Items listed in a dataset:
= = = = =

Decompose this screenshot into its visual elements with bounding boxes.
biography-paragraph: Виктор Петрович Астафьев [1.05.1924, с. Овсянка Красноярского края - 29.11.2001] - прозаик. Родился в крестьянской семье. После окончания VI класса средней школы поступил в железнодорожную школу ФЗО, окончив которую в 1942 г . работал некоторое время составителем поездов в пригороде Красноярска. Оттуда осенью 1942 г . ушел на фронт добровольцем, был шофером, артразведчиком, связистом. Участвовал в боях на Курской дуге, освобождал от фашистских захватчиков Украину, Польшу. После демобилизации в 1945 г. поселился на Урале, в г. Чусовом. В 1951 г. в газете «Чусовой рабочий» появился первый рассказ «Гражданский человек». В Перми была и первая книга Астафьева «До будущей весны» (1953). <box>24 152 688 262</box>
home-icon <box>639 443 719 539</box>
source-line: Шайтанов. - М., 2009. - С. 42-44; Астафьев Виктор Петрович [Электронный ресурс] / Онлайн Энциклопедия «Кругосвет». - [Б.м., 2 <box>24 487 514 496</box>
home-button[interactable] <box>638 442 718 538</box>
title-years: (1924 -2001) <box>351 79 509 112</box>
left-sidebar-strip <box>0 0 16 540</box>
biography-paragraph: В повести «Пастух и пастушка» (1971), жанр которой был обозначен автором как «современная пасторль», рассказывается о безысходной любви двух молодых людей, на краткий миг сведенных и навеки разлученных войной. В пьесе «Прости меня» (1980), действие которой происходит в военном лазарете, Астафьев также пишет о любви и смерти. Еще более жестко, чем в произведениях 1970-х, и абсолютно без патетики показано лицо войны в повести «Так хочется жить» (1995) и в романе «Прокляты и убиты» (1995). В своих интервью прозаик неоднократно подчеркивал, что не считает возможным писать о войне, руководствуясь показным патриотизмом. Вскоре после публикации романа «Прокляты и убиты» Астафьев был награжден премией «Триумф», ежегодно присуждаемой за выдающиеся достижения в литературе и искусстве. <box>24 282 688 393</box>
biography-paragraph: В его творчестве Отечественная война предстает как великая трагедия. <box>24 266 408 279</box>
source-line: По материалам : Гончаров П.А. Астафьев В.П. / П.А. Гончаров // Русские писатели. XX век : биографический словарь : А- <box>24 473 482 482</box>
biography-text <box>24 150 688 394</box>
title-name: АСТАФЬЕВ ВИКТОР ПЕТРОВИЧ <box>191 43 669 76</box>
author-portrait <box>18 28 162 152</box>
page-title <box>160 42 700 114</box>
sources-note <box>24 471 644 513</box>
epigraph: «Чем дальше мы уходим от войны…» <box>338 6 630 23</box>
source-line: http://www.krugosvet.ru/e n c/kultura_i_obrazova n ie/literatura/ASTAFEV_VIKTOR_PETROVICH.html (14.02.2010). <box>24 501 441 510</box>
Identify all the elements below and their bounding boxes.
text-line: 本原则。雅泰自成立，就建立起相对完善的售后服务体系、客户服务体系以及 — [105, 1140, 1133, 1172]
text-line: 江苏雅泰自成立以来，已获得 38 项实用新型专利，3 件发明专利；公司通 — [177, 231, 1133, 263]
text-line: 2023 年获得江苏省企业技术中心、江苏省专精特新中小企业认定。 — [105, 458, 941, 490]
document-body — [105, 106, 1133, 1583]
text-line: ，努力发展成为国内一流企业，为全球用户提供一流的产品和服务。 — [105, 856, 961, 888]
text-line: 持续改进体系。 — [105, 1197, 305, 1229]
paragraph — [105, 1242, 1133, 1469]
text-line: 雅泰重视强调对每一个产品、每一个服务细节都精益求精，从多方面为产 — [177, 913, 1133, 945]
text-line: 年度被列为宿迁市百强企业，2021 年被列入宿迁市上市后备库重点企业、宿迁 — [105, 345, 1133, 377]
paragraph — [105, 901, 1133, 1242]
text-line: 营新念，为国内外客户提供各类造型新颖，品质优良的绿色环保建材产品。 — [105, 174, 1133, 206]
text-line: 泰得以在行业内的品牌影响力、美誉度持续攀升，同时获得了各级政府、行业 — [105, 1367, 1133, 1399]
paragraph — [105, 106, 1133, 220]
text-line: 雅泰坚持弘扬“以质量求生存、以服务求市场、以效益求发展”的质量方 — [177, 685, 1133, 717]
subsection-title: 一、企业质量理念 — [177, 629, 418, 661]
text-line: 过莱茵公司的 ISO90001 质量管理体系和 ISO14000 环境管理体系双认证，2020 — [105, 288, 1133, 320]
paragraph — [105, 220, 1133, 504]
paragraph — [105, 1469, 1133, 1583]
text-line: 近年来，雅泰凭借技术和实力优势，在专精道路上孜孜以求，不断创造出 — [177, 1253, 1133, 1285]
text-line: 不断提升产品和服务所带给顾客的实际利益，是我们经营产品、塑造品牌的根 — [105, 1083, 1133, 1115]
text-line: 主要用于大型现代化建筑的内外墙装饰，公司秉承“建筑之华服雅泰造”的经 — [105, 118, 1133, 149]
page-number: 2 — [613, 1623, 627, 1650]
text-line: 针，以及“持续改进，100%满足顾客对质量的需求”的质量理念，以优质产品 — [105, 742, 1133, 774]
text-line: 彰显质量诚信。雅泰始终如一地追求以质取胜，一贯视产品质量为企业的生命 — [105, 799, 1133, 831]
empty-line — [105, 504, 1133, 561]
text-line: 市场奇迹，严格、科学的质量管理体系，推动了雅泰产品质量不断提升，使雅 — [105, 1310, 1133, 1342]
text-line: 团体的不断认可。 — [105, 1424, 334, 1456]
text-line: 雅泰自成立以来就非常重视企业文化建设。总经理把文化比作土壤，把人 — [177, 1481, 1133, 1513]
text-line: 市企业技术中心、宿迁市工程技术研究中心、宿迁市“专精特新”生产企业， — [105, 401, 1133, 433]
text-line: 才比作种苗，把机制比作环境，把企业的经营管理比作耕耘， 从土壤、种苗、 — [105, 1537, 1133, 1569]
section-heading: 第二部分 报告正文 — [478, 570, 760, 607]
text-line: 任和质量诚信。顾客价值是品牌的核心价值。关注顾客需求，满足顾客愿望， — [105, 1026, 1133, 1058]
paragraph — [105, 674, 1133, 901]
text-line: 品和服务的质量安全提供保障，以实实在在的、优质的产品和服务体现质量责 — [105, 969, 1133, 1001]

= = = = =

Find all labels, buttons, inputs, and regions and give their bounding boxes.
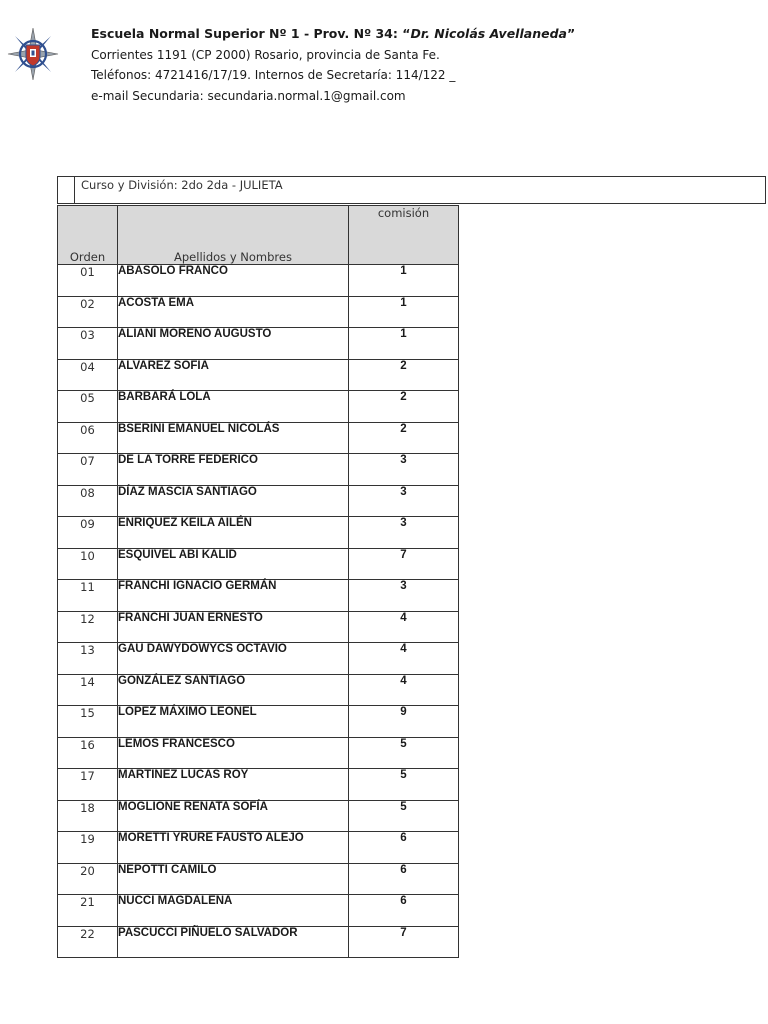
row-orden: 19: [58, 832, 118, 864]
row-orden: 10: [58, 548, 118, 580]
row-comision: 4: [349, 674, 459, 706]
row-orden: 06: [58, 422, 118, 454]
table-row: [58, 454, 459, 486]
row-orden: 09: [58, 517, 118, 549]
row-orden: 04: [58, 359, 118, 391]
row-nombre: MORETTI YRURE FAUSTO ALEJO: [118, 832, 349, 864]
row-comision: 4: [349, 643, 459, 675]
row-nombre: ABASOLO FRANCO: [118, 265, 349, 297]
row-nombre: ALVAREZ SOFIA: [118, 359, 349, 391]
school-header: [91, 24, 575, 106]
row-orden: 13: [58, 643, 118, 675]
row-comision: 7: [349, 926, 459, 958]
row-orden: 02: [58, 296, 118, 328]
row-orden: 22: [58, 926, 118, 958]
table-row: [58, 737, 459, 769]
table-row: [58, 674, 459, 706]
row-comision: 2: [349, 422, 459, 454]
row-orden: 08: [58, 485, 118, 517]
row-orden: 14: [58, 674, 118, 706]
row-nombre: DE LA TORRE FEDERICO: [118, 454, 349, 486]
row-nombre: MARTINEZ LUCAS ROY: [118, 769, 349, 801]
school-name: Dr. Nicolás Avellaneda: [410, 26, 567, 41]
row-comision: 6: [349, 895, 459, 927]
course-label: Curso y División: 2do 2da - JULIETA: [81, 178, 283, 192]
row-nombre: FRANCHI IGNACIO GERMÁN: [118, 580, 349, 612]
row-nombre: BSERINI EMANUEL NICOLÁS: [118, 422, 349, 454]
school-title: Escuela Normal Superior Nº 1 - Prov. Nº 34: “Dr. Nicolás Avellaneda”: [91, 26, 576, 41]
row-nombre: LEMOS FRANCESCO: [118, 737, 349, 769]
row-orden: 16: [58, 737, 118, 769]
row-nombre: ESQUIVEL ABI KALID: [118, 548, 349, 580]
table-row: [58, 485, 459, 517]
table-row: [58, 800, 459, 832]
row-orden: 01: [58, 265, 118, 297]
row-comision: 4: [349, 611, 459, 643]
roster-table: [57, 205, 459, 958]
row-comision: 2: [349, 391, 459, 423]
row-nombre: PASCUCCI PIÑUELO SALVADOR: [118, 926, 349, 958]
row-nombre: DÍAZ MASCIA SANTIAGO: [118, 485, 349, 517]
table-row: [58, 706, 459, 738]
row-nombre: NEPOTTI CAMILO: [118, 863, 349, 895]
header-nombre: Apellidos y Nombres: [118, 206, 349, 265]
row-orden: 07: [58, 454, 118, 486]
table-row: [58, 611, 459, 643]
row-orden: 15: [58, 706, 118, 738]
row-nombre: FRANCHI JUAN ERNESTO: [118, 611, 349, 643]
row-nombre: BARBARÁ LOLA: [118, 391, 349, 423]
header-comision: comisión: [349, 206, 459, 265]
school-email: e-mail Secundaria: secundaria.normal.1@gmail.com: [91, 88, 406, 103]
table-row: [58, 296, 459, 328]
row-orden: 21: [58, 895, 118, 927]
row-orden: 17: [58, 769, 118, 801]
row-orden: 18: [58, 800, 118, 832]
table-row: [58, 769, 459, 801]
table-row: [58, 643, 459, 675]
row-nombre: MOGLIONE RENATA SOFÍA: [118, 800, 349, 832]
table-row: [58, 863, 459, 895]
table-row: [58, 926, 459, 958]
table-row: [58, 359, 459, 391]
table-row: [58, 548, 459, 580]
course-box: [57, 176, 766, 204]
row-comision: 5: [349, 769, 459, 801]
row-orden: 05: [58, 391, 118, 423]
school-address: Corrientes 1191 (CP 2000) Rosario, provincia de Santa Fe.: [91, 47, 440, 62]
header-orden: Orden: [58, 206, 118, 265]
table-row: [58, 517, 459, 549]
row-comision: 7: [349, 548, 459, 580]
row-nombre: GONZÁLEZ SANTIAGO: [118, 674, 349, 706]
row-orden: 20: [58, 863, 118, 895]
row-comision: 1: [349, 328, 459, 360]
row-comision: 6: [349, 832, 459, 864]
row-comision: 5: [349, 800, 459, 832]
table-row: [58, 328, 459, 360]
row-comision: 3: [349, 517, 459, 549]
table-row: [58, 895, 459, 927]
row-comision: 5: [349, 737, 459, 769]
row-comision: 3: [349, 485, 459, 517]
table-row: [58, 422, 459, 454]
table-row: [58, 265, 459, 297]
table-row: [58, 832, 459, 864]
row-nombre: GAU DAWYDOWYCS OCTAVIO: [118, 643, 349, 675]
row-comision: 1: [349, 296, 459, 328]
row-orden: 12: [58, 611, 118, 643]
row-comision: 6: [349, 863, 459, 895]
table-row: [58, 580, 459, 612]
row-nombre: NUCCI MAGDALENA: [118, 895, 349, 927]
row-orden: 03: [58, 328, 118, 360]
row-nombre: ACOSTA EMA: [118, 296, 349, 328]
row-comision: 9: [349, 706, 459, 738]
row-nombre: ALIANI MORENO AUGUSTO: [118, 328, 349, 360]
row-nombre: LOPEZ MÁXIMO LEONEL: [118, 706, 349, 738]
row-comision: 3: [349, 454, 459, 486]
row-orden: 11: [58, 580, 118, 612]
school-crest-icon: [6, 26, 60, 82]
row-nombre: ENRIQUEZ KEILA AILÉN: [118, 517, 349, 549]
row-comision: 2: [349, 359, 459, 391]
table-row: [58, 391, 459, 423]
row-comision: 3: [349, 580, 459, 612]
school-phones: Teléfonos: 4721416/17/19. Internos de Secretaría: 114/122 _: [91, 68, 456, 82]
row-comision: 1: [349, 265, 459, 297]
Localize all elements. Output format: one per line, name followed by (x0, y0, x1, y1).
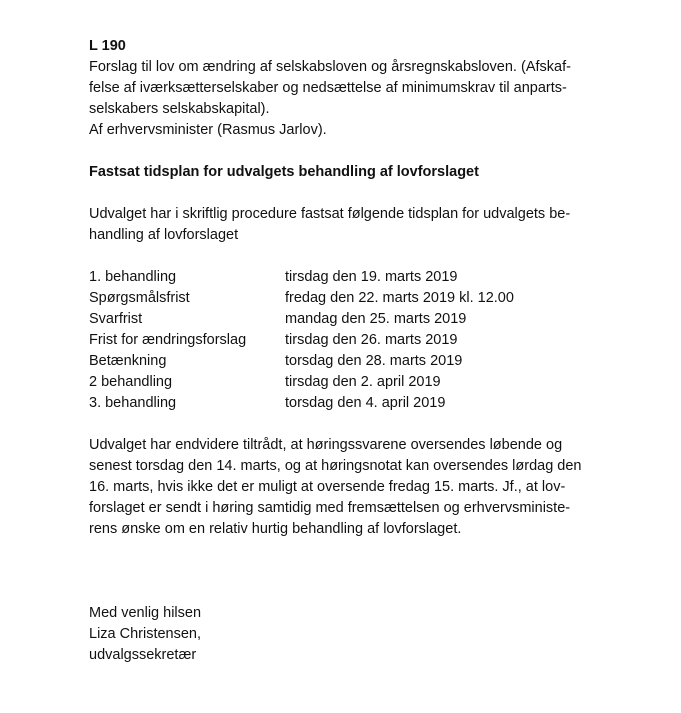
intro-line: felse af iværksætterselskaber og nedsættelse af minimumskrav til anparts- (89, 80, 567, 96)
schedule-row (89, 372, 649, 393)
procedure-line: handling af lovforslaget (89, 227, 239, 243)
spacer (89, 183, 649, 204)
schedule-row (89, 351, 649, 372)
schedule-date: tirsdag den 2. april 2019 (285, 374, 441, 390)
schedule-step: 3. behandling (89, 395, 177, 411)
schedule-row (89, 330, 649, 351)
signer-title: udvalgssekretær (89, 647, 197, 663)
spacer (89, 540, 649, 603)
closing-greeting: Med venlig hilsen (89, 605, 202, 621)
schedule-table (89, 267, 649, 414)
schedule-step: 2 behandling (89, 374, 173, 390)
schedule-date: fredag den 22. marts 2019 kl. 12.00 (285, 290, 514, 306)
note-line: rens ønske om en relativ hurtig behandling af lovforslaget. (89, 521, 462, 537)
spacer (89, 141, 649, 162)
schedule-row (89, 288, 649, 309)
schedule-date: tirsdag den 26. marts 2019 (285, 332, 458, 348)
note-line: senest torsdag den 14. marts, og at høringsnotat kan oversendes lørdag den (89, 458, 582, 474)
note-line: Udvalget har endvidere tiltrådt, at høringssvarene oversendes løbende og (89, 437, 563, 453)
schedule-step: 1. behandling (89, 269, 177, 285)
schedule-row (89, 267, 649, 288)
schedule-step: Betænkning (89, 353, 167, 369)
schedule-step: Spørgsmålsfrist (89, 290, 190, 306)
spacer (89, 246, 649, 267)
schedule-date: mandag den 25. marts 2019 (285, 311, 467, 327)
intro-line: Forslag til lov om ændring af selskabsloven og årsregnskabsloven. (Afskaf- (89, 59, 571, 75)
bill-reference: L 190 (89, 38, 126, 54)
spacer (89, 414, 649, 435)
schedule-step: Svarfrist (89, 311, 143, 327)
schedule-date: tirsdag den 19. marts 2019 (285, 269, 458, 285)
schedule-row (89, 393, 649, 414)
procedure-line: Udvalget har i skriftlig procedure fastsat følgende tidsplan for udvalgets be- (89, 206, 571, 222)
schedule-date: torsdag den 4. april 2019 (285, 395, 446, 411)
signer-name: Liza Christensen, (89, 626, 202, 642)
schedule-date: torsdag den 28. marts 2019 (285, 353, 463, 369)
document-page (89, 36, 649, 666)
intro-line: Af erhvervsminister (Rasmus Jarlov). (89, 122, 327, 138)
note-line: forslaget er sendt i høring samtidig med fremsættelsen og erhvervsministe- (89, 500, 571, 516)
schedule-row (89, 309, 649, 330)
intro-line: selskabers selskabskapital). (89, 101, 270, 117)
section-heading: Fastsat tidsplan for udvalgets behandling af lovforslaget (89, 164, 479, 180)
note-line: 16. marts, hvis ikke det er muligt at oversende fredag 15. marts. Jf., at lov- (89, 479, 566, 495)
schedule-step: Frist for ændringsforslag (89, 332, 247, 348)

= = = = =

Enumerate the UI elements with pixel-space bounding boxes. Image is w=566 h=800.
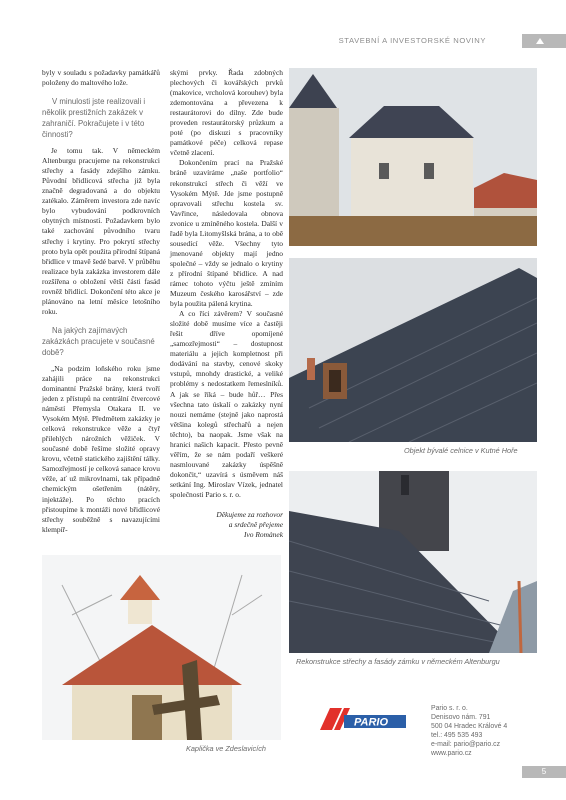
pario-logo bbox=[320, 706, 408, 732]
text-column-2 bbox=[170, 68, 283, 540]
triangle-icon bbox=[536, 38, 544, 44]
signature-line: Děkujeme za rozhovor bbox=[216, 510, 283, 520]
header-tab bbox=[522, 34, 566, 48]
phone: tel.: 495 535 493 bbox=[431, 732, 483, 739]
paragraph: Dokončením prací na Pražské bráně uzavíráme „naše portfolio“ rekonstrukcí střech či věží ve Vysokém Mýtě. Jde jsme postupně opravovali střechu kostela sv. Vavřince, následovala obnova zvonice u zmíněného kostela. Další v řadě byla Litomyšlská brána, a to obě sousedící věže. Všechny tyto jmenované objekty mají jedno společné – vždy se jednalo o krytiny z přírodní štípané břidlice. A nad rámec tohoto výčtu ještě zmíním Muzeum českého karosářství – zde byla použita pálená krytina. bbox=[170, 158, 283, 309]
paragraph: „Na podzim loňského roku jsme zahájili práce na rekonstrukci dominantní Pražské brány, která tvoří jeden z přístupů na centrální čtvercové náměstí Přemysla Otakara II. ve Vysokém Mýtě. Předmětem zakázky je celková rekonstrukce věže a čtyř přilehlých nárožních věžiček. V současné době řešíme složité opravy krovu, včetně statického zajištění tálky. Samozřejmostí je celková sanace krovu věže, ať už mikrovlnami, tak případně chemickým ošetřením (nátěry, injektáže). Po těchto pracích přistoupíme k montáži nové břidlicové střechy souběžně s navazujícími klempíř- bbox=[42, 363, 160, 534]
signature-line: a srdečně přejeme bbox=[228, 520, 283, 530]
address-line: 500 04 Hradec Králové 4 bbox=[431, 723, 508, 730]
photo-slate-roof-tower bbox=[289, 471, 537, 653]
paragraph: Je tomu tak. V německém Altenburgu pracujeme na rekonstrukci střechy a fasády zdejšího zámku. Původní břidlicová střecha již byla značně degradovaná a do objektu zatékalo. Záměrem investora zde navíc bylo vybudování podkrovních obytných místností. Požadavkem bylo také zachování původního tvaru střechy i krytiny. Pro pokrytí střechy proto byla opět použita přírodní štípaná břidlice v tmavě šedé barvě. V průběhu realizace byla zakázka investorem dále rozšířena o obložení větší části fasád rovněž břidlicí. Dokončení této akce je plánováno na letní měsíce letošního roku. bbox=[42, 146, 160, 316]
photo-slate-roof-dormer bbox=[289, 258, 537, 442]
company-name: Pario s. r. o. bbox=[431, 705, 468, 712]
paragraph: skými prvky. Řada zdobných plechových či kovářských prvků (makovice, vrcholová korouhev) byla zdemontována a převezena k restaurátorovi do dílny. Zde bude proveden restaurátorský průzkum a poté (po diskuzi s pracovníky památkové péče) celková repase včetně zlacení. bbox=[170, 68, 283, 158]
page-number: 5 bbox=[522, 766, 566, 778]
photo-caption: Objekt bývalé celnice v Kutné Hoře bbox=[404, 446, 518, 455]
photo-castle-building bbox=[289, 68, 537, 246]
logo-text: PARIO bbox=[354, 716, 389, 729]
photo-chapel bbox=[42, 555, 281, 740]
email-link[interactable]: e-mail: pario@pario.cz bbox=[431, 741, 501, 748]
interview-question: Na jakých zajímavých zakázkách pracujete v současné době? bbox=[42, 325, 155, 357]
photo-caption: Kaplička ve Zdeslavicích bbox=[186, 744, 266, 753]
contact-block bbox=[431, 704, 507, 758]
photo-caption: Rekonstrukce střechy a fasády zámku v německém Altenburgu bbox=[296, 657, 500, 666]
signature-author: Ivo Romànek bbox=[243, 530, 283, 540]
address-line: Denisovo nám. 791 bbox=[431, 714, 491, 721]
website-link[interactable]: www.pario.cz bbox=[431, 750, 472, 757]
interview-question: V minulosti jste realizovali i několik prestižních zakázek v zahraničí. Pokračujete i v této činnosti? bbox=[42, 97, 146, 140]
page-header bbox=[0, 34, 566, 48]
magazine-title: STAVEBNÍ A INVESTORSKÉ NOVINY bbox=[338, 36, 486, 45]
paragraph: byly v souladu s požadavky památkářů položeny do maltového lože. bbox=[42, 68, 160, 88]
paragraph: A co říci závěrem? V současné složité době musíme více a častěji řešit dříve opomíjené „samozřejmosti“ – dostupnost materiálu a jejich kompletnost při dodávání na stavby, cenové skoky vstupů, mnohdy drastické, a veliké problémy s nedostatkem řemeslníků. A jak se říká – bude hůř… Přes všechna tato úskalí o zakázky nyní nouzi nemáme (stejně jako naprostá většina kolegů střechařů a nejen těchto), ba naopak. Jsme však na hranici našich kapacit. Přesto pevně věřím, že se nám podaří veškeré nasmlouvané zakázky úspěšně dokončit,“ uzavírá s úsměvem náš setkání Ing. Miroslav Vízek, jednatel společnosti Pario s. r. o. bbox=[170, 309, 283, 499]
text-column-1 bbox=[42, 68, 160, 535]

= = = = =

Description of the task -> Copy the records verbatim from the line containing "row-orden: 19: [58, 832, 118, 864]" through the line containing "row-nombre: FRANCHI IGNACIO", including both of those lines.

Correct output ->
row-orden: 19: [58, 832, 118, 864]
row-orden: 10: [58, 548, 118, 580]
row-comision: 4: [349, 674, 459, 706]
row-orden: 06: [58, 422, 118, 454]
table-row: [58, 454, 459, 486]
row-orden: 09: [58, 517, 118, 549]
row-orden: 04: [58, 359, 118, 391]
row-nombre: MORETTI YRURE FAUSTO ALEJO: [118, 832, 349, 864]
row-comision: 4: [349, 643, 459, 675]
row-nombre: ABASOLO FRANCO: [118, 265, 349, 297]
row-nombre: ALVAREZ SOFIA: [118, 359, 349, 391]
school-header: [91, 24, 575, 106]
row-orden: 13: [58, 643, 118, 675]
row-comision: 7: [349, 926, 459, 958]
row-orden: 02: [58, 296, 118, 328]
row-orden: 22: [58, 926, 118, 958]
table-row: [58, 737, 459, 769]
table-row: [58, 674, 459, 706]
row-comision: 2: [349, 422, 459, 454]
row-orden: 08: [58, 485, 118, 517]
row-orden: 14: [58, 674, 118, 706]
row-nombre: DE LA TORRE FEDERICO: [118, 454, 349, 486]
row-nombre: MARTINEZ LUCAS ROY: [118, 769, 349, 801]
school-name: Dr. Nicolás Avellaneda: [410, 26, 567, 41]
row-comision: 6: [349, 895, 459, 927]
course-label: Curso y División: 2do 2da - JULIETA: [81, 178, 283, 192]
row-nombre: FRANCHI IGNACIO GERMÁN: [118, 580, 349, 612]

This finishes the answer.